Records
#####

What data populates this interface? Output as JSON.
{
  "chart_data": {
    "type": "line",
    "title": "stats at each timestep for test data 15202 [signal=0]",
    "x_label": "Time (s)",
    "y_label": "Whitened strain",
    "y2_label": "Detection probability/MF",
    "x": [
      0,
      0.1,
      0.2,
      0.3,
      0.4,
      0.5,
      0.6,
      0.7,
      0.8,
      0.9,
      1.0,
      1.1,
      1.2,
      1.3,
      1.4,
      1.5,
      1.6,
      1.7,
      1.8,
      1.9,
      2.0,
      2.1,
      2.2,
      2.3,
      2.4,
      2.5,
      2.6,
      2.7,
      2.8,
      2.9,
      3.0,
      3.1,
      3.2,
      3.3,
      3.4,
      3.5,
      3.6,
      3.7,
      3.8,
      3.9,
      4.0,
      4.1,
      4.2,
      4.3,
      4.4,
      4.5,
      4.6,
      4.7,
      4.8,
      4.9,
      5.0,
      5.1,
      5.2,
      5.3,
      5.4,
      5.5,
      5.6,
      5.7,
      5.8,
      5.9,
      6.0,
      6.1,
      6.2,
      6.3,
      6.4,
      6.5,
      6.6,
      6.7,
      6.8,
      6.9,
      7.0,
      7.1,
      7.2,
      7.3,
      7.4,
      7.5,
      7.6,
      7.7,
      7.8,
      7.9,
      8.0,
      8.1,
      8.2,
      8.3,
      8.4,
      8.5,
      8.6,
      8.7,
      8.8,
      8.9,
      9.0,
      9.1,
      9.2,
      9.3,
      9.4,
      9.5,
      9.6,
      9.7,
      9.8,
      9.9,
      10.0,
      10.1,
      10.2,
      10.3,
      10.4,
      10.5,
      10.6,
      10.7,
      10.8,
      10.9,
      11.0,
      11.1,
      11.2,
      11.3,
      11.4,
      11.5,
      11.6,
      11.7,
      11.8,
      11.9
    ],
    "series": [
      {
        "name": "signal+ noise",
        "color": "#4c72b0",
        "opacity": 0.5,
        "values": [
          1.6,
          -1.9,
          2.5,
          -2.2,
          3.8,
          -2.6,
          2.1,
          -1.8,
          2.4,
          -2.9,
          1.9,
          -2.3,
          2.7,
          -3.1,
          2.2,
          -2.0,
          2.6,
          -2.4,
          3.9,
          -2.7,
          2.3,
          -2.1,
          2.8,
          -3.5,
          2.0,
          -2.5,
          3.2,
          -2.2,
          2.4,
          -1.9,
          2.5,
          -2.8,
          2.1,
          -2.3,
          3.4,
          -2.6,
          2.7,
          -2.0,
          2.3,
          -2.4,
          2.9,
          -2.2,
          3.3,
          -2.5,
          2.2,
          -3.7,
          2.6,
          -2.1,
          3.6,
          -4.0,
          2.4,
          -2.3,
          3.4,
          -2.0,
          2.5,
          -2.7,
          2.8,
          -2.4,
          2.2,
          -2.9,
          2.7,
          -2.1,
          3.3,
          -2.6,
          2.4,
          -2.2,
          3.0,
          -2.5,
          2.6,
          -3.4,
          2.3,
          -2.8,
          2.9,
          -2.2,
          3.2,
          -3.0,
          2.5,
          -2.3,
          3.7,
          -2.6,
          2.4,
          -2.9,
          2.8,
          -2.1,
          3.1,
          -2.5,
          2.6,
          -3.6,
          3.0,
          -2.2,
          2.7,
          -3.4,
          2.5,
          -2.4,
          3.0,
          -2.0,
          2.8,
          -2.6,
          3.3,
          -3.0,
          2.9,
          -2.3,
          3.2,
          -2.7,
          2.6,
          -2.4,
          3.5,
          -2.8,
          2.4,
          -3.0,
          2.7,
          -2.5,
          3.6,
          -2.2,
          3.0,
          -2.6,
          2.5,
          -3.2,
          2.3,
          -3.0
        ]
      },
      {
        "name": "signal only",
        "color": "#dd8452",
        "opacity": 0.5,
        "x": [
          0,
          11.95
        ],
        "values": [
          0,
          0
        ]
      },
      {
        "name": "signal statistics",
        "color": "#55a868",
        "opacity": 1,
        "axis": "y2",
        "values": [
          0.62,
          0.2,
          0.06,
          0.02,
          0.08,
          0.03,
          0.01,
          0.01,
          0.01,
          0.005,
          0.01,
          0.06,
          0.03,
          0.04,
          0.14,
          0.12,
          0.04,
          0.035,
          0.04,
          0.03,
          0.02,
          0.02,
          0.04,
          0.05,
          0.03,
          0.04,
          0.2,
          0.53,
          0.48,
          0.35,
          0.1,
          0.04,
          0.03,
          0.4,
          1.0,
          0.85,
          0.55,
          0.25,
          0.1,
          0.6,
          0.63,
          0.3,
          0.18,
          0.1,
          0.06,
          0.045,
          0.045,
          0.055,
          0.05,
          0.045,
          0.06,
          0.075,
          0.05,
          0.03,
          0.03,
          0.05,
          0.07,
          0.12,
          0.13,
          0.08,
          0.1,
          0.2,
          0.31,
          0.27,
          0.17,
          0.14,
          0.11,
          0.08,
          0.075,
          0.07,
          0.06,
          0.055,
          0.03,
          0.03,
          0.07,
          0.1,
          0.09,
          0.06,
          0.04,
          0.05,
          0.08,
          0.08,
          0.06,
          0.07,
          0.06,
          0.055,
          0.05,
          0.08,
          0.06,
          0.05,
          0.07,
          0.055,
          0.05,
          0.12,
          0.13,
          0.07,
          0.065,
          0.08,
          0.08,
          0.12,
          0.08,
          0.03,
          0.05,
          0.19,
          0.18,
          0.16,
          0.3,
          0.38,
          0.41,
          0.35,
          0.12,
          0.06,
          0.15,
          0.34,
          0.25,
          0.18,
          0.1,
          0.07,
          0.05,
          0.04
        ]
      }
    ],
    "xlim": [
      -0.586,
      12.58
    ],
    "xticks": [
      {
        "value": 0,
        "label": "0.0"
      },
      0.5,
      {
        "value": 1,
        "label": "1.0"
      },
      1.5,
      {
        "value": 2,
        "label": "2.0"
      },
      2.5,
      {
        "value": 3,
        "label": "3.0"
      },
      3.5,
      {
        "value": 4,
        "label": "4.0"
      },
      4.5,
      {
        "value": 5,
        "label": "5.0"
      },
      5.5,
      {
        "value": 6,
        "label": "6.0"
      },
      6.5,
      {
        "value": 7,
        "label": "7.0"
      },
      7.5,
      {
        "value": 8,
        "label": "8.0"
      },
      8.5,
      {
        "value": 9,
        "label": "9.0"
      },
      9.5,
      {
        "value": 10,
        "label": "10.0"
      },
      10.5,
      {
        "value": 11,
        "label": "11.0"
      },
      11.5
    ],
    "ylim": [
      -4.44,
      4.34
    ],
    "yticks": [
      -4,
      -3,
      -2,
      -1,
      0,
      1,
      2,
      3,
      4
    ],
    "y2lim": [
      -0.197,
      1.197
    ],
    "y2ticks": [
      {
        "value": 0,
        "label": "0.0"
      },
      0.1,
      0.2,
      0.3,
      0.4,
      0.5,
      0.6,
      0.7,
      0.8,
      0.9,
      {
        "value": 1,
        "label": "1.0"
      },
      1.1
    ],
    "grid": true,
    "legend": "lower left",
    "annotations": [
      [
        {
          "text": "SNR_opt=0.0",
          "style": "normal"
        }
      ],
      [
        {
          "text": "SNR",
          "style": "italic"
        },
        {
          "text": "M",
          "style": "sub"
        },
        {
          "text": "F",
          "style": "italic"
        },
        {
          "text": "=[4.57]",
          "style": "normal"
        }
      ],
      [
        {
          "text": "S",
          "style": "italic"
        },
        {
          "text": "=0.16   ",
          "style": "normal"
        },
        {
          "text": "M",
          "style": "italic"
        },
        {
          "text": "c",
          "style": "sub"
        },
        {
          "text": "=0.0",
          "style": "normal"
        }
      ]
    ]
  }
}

#####

TASK INSTRUCTIONS: Take every line from the data above that holds "text" and copy it out.

TASK ANSWER:
          "text": "SNR_opt=0.0",
          "text": "SNR",
          "text": "M",
          "text": "F",
          "text": "=[4.57]",
          "text": "S",
          "text": "=0.16   ",
          "text": "M",
          "text": "c",
          "text": "=0.0",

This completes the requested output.